--- START ---
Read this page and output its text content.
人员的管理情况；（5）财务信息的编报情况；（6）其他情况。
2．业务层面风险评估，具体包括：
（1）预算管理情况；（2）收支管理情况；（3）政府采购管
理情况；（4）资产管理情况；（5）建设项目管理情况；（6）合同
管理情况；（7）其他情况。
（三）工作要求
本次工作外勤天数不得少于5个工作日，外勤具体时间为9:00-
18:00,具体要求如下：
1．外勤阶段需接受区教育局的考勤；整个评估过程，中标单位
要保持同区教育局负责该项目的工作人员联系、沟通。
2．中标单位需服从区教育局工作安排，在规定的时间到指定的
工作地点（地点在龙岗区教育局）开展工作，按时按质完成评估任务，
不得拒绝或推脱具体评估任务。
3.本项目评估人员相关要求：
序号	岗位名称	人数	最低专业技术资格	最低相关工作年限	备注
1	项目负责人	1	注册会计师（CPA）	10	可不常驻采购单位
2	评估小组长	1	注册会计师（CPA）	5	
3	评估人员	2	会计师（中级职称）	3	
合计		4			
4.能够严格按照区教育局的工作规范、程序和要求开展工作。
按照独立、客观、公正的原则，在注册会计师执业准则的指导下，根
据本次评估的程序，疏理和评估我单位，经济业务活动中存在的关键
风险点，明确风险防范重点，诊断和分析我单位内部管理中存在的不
--- END ---
■ Written problem
Reproduce all the records precisely.

■ Answer for the task
Read this page and output its text content.
人员的管理情况；（5）财务信息的编报情况；（6）其他情况。
2．业务层面风险评估，具体包括：
（1）预算管理情况；（2）收支管理情况；（3）政府采购管
理情况；（4）资产管理情况；（5）建设项目管理情况；（6）合同
管理情况；（7）其他情况。
（三）工作要求
本次工作外勤天数不得少于5个工作日，外勤具体时间为9:00-
18:00,具体要求如下：
1．外勤阶段需接受区教育局的考勤；整个评估过程，中标单位
要保持同区教育局负责该项目的工作人员联系、沟通。
2．中标单位需服从区教育局工作安排，在规定的时间到指定的
工作地点（地点在龙岗区教育局）开展工作，按时按质完成评估任务，
不得拒绝或推脱具体评估任务。
3.本项目评估人员相关要求：
序号	岗位名称	人数	最低专业技术资格	最低相关工作年限	备注
1	项目负责人	1	注册会计师（CPA）	10	可不常驻采购单位
2	评估小组长	1	注册会计师（CPA）	5	
3	评估人员	2	会计师（中级职称）	3	
合计		4			
4.能够严格按照区教育局的工作规范、程序和要求开展工作。
按照独立、客观、公正的原则，在注册会计师执业准则的指导下，根
据本次评估的程序，疏理和评估我单位，经济业务活动中存在的关键
风险点，明确风险防范重点，诊断和分析我单位内部管理中存在的不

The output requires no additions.